_WHAT IS BEING ASKED_
In your copy, repeat the records exactly and leave out the pictures.

_DATA SUPPLIED_
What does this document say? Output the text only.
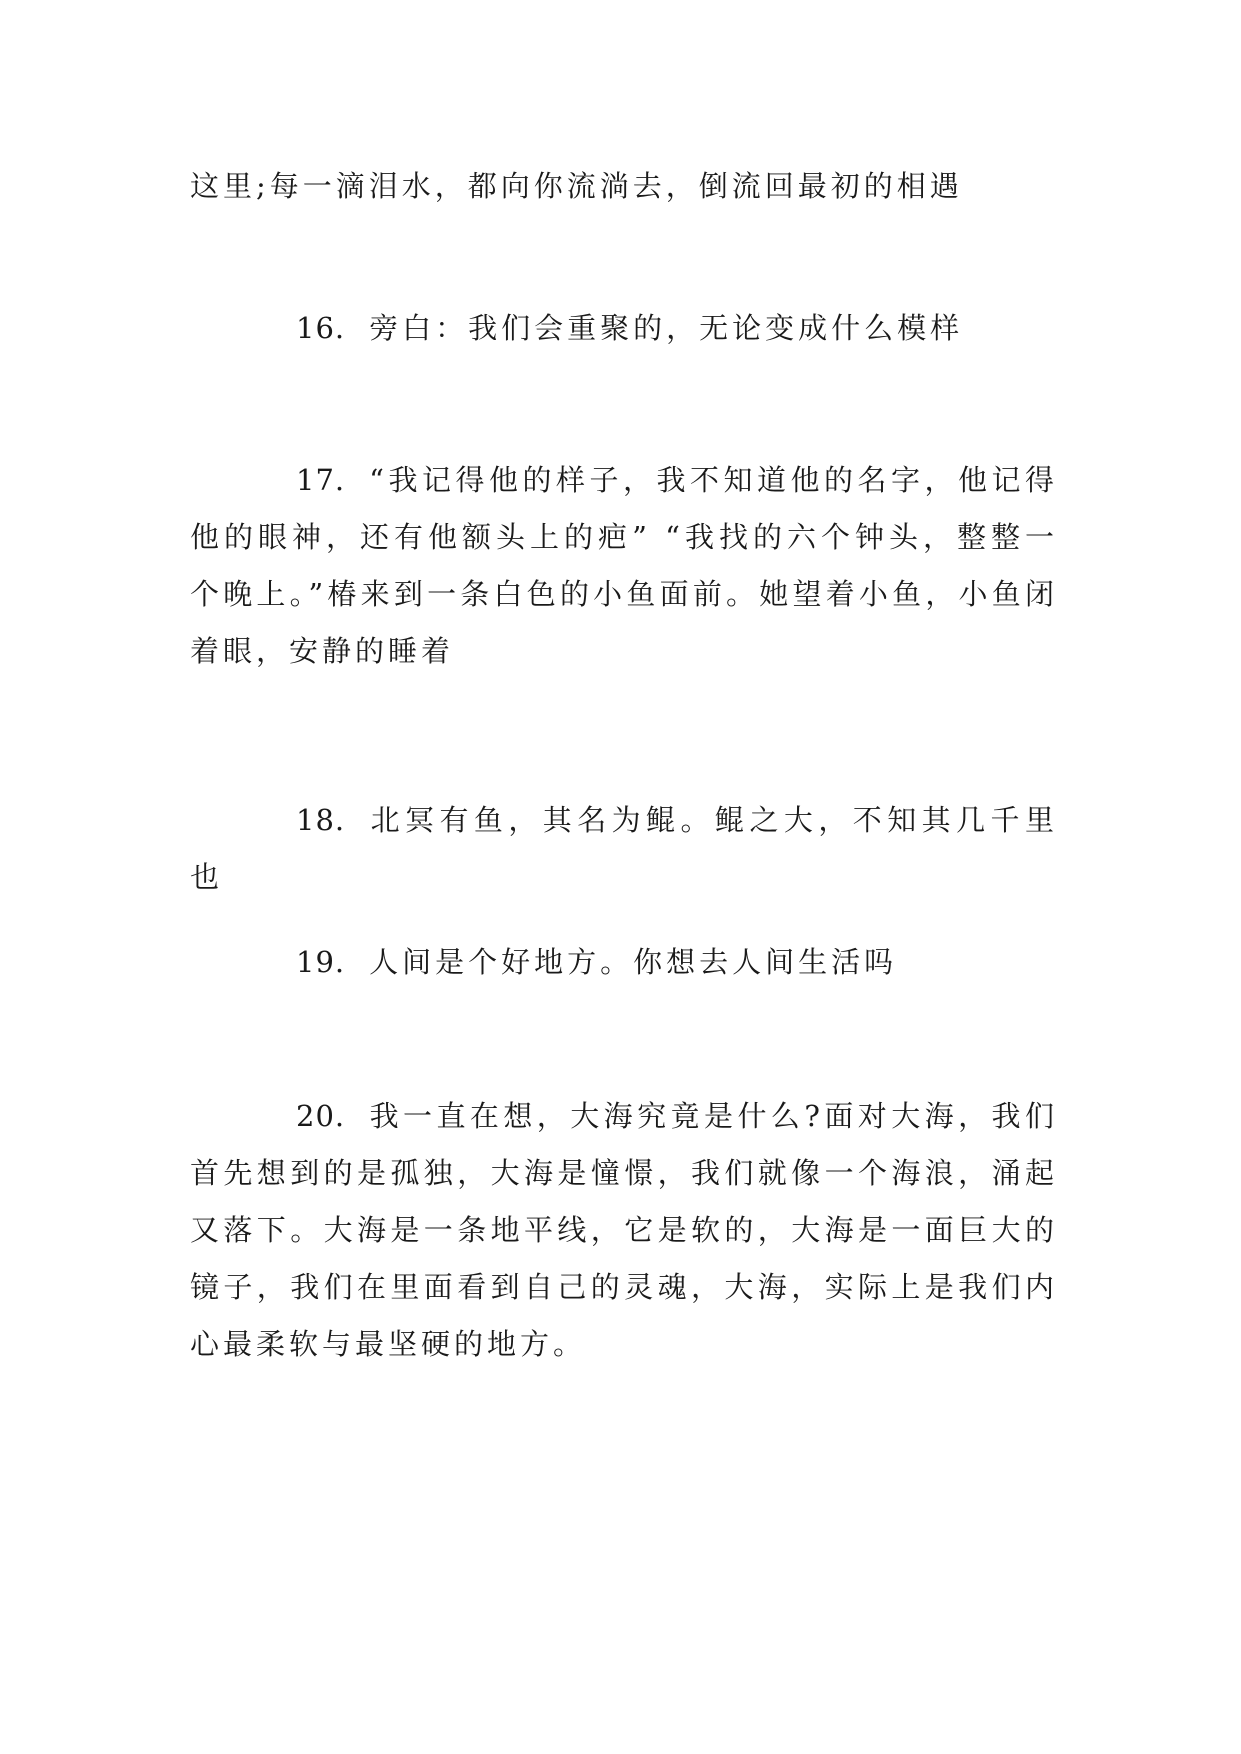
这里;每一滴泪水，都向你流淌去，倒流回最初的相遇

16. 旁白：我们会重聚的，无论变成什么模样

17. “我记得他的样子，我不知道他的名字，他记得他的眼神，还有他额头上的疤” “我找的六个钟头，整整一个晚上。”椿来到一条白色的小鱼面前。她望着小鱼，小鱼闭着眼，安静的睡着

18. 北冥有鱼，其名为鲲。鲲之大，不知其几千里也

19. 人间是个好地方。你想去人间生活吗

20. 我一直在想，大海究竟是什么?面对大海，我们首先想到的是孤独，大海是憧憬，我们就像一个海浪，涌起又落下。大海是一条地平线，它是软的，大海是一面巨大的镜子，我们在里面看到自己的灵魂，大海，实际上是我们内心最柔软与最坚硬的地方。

_WRITTEN ANSWER_
What does this document say? Output the text only.
这里;每一滴泪水，都向你流淌去，倒流回最初的相遇

16. 旁白：我们会重聚的，无论变成什么模样

17. “我记得他的样子，我不知道他的名字，他记得他的眼神，还有他额头上的疤” “我找的六个钟头，整整一个晚上。”椿来到一条白色的小鱼面前。她望着小鱼，小鱼闭着眼，安静的睡着

18. 北冥有鱼，其名为鲲。鲲之大，不知其几千里也

19. 人间是个好地方。你想去人间生活吗

20. 我一直在想，大海究竟是什么?面对大海，我们首先想到的是孤独，大海是憧憬，我们就像一个海浪，涌起又落下。大海是一条地平线，它是软的，大海是一面巨大的镜子，我们在里面看到自己的灵魂，大海，实际上是我们内心最柔软与最坚硬的地方。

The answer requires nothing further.